PROBLEM REQUIREMENTS: Write the records out again exactly, leaving no images in.

DATASET CONTENT:
--------------------------------

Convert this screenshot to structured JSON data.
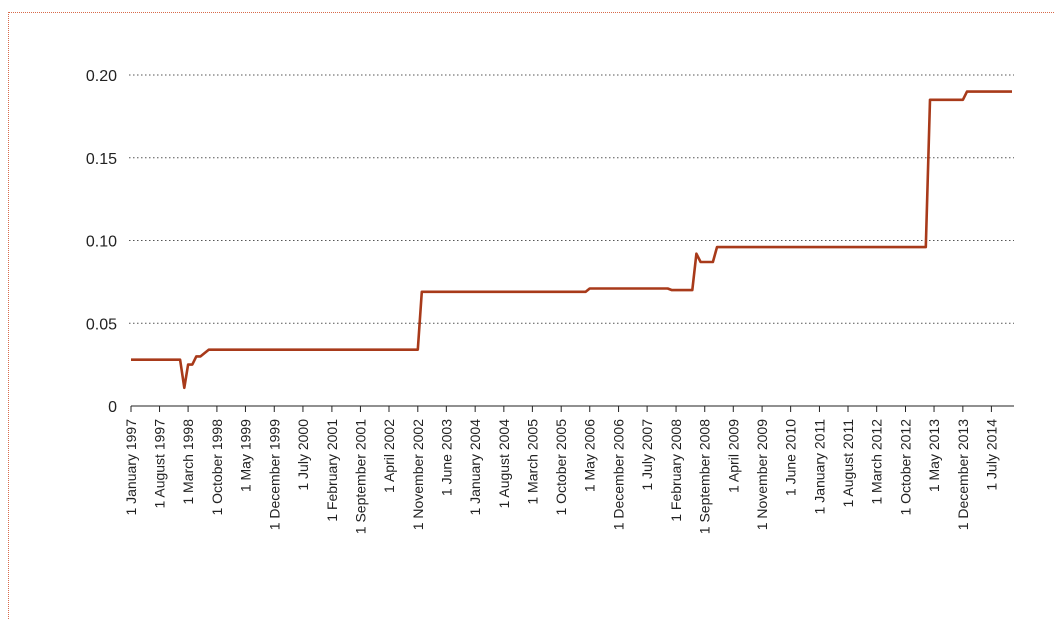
{
  "chart_data": {
    "type": "line",
    "title": "",
    "xlabel": "",
    "ylabel": "",
    "ylim": [
      0,
      0.2
    ],
    "grid": true,
    "legend": "none",
    "line_color": "#a83a1a",
    "y_ticks": [
      "0",
      "0.05",
      "0.10",
      "0.15",
      "0.20"
    ],
    "y_tick_values": [
      0,
      0.05,
      0.1,
      0.15,
      0.2
    ],
    "x_tick_labels": [
      "1 January 1997",
      "1 August 1997",
      "1 March 1998",
      "1 October 1998",
      "1 May 1999",
      "1 December 1999",
      "1 July 2000",
      "1 February 2001",
      "1 September 2001",
      "1 April 2002",
      "1 November 2002",
      "1 June 2003",
      "1 January 2004",
      "1 August 2004",
      "1 March 2005",
      "1 October 2005",
      "1 May 2006",
      "1 December 2006",
      "1 July 2007",
      "1 February 2008",
      "1 September 2008",
      "1 April 2009",
      "1 November 2009",
      "1 June 2010",
      "1 January 2011",
      "1 August 2011",
      "1 March 2012",
      "1 October 2012",
      "1 May 2013",
      "1 December 2013",
      "1 July 2014"
    ],
    "x_tick_dates": [
      "1997-01-01",
      "1997-08-01",
      "1998-03-01",
      "1998-10-01",
      "1999-05-01",
      "1999-12-01",
      "2000-07-01",
      "2001-02-01",
      "2001-09-01",
      "2002-04-01",
      "2002-11-01",
      "2003-06-01",
      "2004-01-01",
      "2004-08-01",
      "2005-03-01",
      "2005-10-01",
      "2006-05-01",
      "2006-12-01",
      "2007-07-01",
      "2008-02-01",
      "2008-09-01",
      "2009-04-01",
      "2009-11-01",
      "2010-06-01",
      "2011-01-01",
      "2011-08-01",
      "2012-03-01",
      "2012-10-01",
      "2013-05-01",
      "2013-12-01",
      "2014-07-01"
    ],
    "xlim": [
      "1997-01-01",
      "2014-12-01"
    ],
    "series": [
      {
        "x": [
          "1997-01-01",
          "1998-01-01",
          "1998-02-01",
          "1998-03-01",
          "1998-04-01",
          "1998-05-01",
          "1998-06-01",
          "1998-08-01",
          "1998-09-01",
          "2002-11-01",
          "2002-12-01",
          "2006-04-01",
          "2006-05-01",
          "2007-12-01",
          "2008-01-01",
          "2008-06-01",
          "2008-07-01",
          "2008-08-01",
          "2008-11-01",
          "2008-12-01",
          "2013-03-01",
          "2013-04-01",
          "2013-12-01",
          "2014-01-01",
          "2014-12-01"
        ],
        "values": [
          0.028,
          0.028,
          0.011,
          0.025,
          0.025,
          0.03,
          0.03,
          0.034,
          0.034,
          0.034,
          0.069,
          0.069,
          0.071,
          0.071,
          0.07,
          0.07,
          0.092,
          0.087,
          0.087,
          0.096,
          0.096,
          0.185,
          0.185,
          0.19,
          0.19
        ]
      }
    ]
  }
}
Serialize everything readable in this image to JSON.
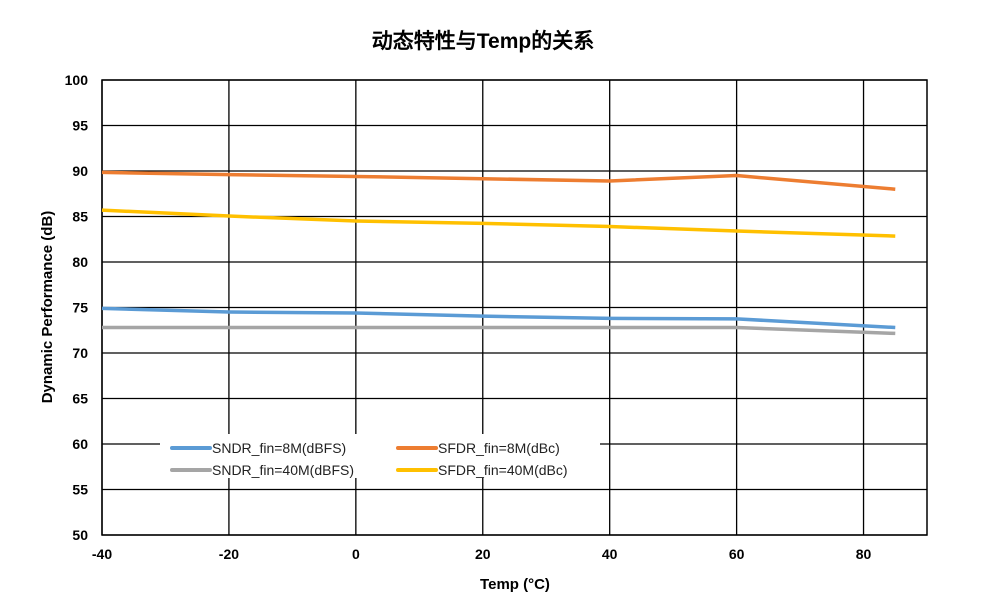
{
  "chart_data": {
    "type": "line",
    "title": "动态特性与Temp的关系",
    "xlabel": "Temp (°C)",
    "ylabel": "Dynamic Performance (dB)",
    "xlim": [
      -40,
      90
    ],
    "ylim": [
      50,
      100
    ],
    "xticks": [
      -40,
      -20,
      0,
      20,
      40,
      60,
      80
    ],
    "yticks": [
      50,
      55,
      60,
      65,
      70,
      75,
      80,
      85,
      90,
      95,
      100
    ],
    "grid": true,
    "legend_position": "bottom-left inside",
    "x": [
      -40,
      -20,
      0,
      20,
      40,
      60,
      85
    ],
    "series": [
      {
        "name": "SNDR_fin=8M(dBFS)",
        "color": "#5B9BD5",
        "values": [
          74.9,
          74.5,
          74.4,
          74.05,
          73.8,
          73.75,
          72.8
        ]
      },
      {
        "name": "SFDR_fin=8M(dBc)",
        "color": "#ED7D31",
        "values": [
          89.85,
          89.6,
          89.4,
          89.15,
          88.9,
          89.5,
          88.0
        ]
      },
      {
        "name": "SNDR_fin=40M(dBFS)",
        "color": "#A5A5A5",
        "values": [
          72.8,
          72.8,
          72.8,
          72.8,
          72.8,
          72.8,
          72.15
        ]
      },
      {
        "name": "SFDR_fin=40M(dBc)",
        "color": "#FFC000",
        "values": [
          85.7,
          85.05,
          84.5,
          84.25,
          83.9,
          83.4,
          82.85
        ]
      }
    ]
  }
}
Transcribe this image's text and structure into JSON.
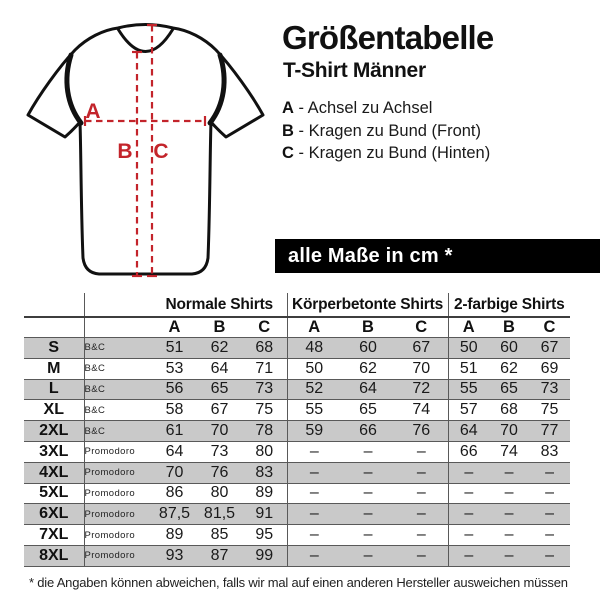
{
  "title": {
    "heading": "Größentabelle",
    "subheading": "T-Shirt Männer"
  },
  "diagram": {
    "labels": {
      "a": "A",
      "b": "B",
      "c": "C"
    },
    "accent_red": "#c3242b",
    "outline_color": "#111111"
  },
  "legend": {
    "items": [
      {
        "key": "A",
        "desc": "- Achsel zu Achsel"
      },
      {
        "key": "B",
        "desc": "- Kragen zu Bund (Front)"
      },
      {
        "key": "C",
        "desc": "- Kragen zu Bund (Hinten)"
      }
    ]
  },
  "banner": {
    "text": "alle Maße in cm *",
    "bg": "#000000",
    "fg": "#ffffff"
  },
  "table": {
    "group_headers": [
      "Normale Shirts",
      "Körperbetonte Shirts",
      "2-farbige Shirts"
    ],
    "measure_headers": [
      "A",
      "B",
      "C"
    ],
    "rows": [
      {
        "size": "S",
        "brand": "B&C",
        "values": [
          "51",
          "62",
          "68",
          "48",
          "60",
          "67",
          "50",
          "60",
          "67"
        ]
      },
      {
        "size": "M",
        "brand": "B&C",
        "values": [
          "53",
          "64",
          "71",
          "50",
          "62",
          "70",
          "51",
          "62",
          "69"
        ]
      },
      {
        "size": "L",
        "brand": "B&C",
        "values": [
          "56",
          "65",
          "73",
          "52",
          "64",
          "72",
          "55",
          "65",
          "73"
        ]
      },
      {
        "size": "XL",
        "brand": "B&C",
        "values": [
          "58",
          "67",
          "75",
          "55",
          "65",
          "74",
          "57",
          "68",
          "75"
        ]
      },
      {
        "size": "2XL",
        "brand": "B&C",
        "values": [
          "61",
          "70",
          "78",
          "59",
          "66",
          "76",
          "64",
          "70",
          "77"
        ]
      },
      {
        "size": "3XL",
        "brand": "Promodoro",
        "values": [
          "64",
          "73",
          "80",
          "–",
          "–",
          "–",
          "66",
          "74",
          "83"
        ]
      },
      {
        "size": "4XL",
        "brand": "Promodoro",
        "values": [
          "70",
          "76",
          "83",
          "–",
          "–",
          "–",
          "–",
          "–",
          "–"
        ]
      },
      {
        "size": "5XL",
        "brand": "Promodoro",
        "values": [
          "86",
          "80",
          "89",
          "–",
          "–",
          "–",
          "–",
          "–",
          "–"
        ]
      },
      {
        "size": "6XL",
        "brand": "Promodoro",
        "values": [
          "87,5",
          "81,5",
          "91",
          "–",
          "–",
          "–",
          "–",
          "–",
          "–"
        ]
      },
      {
        "size": "7XL",
        "brand": "Promodoro",
        "values": [
          "89",
          "85",
          "95",
          "–",
          "–",
          "–",
          "–",
          "–",
          "–"
        ]
      },
      {
        "size": "8XL",
        "brand": "Promodoro",
        "values": [
          "93",
          "87",
          "99",
          "–",
          "–",
          "–",
          "–",
          "–",
          "–"
        ]
      }
    ],
    "row_alt_bg": "#c9c9c9",
    "grid_line_color": "#595959"
  },
  "footnote": "* die Angaben können abweichen, falls wir mal auf einen anderen Hersteller ausweichen müssen"
}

--------------------------------

ANSWER TO THE TASK:
Convert this screenshot to structured JSON data.
{
  "chart_data": {
    "type": "line",
    "title": "",
    "xlabel": "",
    "ylabel": "",
    "ylim": [
      0,
      0.2
    ],
    "grid": true,
    "legend": "none",
    "line_color": "#a83a1a",
    "y_ticks": [
      "0",
      "0.05",
      "0.10",
      "0.15",
      "0.20"
    ],
    "y_tick_values": [
      0,
      0.05,
      0.1,
      0.15,
      0.2
    ],
    "x_tick_labels": [
      "1 January 1997",
      "1 August 1997",
      "1 March 1998",
      "1 October 1998",
      "1 May 1999",
      "1 December 1999",
      "1 July 2000",
      "1 February 2001",
      "1 September 2001",
      "1 April 2002",
      "1 November 2002",
      "1 June 2003",
      "1 January 2004",
      "1 August 2004",
      "1 March 2005",
      "1 October 2005",
      "1 May 2006",
      "1 December 2006",
      "1 July 2007",
      "1 February 2008",
      "1 September 2008",
      "1 April 2009",
      "1 November 2009",
      "1 June 2010",
      "1 January 2011",
      "1 August 2011",
      "1 March 2012",
      "1 October 2012",
      "1 May 2013",
      "1 December 2013",
      "1 July 2014"
    ],
    "x_tick_dates": [
      "1997-01-01",
      "1997-08-01",
      "1998-03-01",
      "1998-10-01",
      "1999-05-01",
      "1999-12-01",
      "2000-07-01",
      "2001-02-01",
      "2001-09-01",
      "2002-04-01",
      "2002-11-01",
      "2003-06-01",
      "2004-01-01",
      "2004-08-01",
      "2005-03-01",
      "2005-10-01",
      "2006-05-01",
      "2006-12-01",
      "2007-07-01",
      "2008-02-01",
      "2008-09-01",
      "2009-04-01",
      "2009-11-01",
      "2010-06-01",
      "2011-01-01",
      "2011-08-01",
      "2012-03-01",
      "2012-10-01",
      "2013-05-01",
      "2013-12-01",
      "2014-07-01"
    ],
    "xlim": [
      "1997-01-01",
      "2014-12-01"
    ],
    "series": [
      {
        "x": [
          "1997-01-01",
          "1998-01-01",
          "1998-02-01",
          "1998-03-01",
          "1998-04-01",
          "1998-05-01",
          "1998-06-01",
          "1998-08-01",
          "1998-09-01",
          "2002-11-01",
          "2002-12-01",
          "2006-04-01",
          "2006-05-01",
          "2007-12-01",
          "2008-01-01",
          "2008-06-01",
          "2008-07-01",
          "2008-08-01",
          "2008-11-01",
          "2008-12-01",
          "2013-03-01",
          "2013-04-01",
          "2013-12-01",
          "2014-01-01",
          "2014-12-01"
        ],
        "values": [
          0.028,
          0.028,
          0.011,
          0.025,
          0.025,
          0.03,
          0.03,
          0.034,
          0.034,
          0.034,
          0.069,
          0.069,
          0.071,
          0.071,
          0.07,
          0.07,
          0.092,
          0.087,
          0.087,
          0.096,
          0.096,
          0.185,
          0.185,
          0.19,
          0.19
        ]
      }
    ]
  }
}
Serialize everything readable in this image to JSON.
{
  "chart_data": {
    "type": "line",
    "title": "动态特性与Temp的关系",
    "xlabel": "Temp (°C)",
    "ylabel": "Dynamic Performance (dB)",
    "xlim": [
      -40,
      90
    ],
    "ylim": [
      50,
      100
    ],
    "xticks": [
      -40,
      -20,
      0,
      20,
      40,
      60,
      80
    ],
    "yticks": [
      50,
      55,
      60,
      65,
      70,
      75,
      80,
      85,
      90,
      95,
      100
    ],
    "grid": true,
    "legend_position": "bottom-left inside",
    "x": [
      -40,
      -20,
      0,
      20,
      40,
      60,
      85
    ],
    "series": [
      {
        "name": "SNDR_fin=8M(dBFS)",
        "color": "#5B9BD5",
        "values": [
          74.9,
          74.5,
          74.4,
          74.05,
          73.8,
          73.75,
          72.8
        ]
      },
      {
        "name": "SFDR_fin=8M(dBc)",
        "color": "#ED7D31",
        "values": [
          89.85,
          89.6,
          89.4,
          89.15,
          88.9,
          89.5,
          88.0
        ]
      },
      {
        "name": "SNDR_fin=40M(dBFS)",
        "color": "#A5A5A5",
        "values": [
          72.8,
          72.8,
          72.8,
          72.8,
          72.8,
          72.8,
          72.15
        ]
      },
      {
        "name": "SFDR_fin=40M(dBc)",
        "color": "#FFC000",
        "values": [
          85.7,
          85.05,
          84.5,
          84.25,
          83.9,
          83.4,
          82.85
        ]
      }
    ]
  }
}
Transcribe this image's text and structure into JSON.
{
  "title": {
    "heading": "Größentabelle",
    "subheading": "T-Shirt Männer"
  },
  "diagram": {
    "labels": {
      "a": "A",
      "b": "B",
      "c": "C"
    },
    "accent_red": "#c3242b",
    "outline_color": "#111111"
  },
  "legend": {
    "items": [
      {
        "key": "A",
        "desc": "- Achsel zu Achsel"
      },
      {
        "key": "B",
        "desc": "- Kragen zu Bund (Front)"
      },
      {
        "key": "C",
        "desc": "- Kragen zu Bund (Hinten)"
      }
    ]
  },
  "banner": {
    "text": "alle Maße in cm *",
    "bg": "#000000",
    "fg": "#ffffff"
  },
  "table": {
    "group_headers": [
      "Normale Shirts",
      "Körperbetonte Shirts",
      "2-farbige Shirts"
    ],
    "measure_headers": [
      "A",
      "B",
      "C"
    ],
    "rows": [
      {
        "size": "S",
        "brand": "B&C",
        "values": [
          "51",
          "62",
          "68",
          "48",
          "60",
          "67",
          "50",
          "60",
          "67"
        ]
      },
      {
        "size": "M",
        "brand": "B&C",
        "values": [
          "53",
          "64",
          "71",
          "50",
          "62",
          "70",
          "51",
          "62",
          "69"
        ]
      },
      {
        "size": "L",
        "brand": "B&C",
        "values": [
          "56",
          "65",
          "73",
          "52",
          "64",
          "72",
          "55",
          "65",
          "73"
        ]
      },
      {
        "size": "XL",
        "brand": "B&C",
        "values": [
          "58",
          "67",
          "75",
          "55",
          "65",
          "74",
          "57",
          "68",
          "75"
        ]
      },
      {
        "size": "2XL",
        "brand": "B&C",
        "values": [
          "61",
          "70",
          "78",
          "59",
          "66",
          "76",
          "64",
          "70",
          "77"
        ]
      },
      {
        "size": "3XL",
        "brand": "Promodoro",
        "values": [
          "64",
          "73",
          "80",
          "–",
          "–",
          "–",
          "66",
          "74",
          "83"
        ]
      },
      {
        "size": "4XL",
        "brand": "Promodoro",
        "values": [
          "70",
          "76",
          "83",
          "–",
          "–",
          "–",
          "–",
          "–",
          "–"
        ]
      },
      {
        "size": "5XL",
        "brand": "Promodoro",
        "values": [
          "86",
          "80",
          "89",
          "–",
          "–",
          "–",
          "–",
          "–",
          "–"
        ]
      },
      {
        "size": "6XL",
        "brand": "Promodoro",
        "values": [
          "87,5",
          "81,5",
          "91",
          "–",
          "–",
          "–",
          "–",
          "–",
          "–"
        ]
      },
      {
        "size": "7XL",
        "brand": "Promodoro",
        "values": [
          "89",
          "85",
          "95",
          "–",
          "–",
          "–",
          "–",
          "–",
          "–"
        ]
      },
      {
        "size": "8XL",
        "brand": "Promodoro",
        "values": [
          "93",
          "87",
          "99",
          "–",
          "–",
          "–",
          "–",
          "–",
          "–"
        ]
      }
    ],
    "row_alt_bg": "#c9c9c9",
    "grid_line_color": "#595959"
  },
  "footnote": "* die Angaben können abweichen, falls wir mal auf einen anderen Hersteller ausweichen müssen"
}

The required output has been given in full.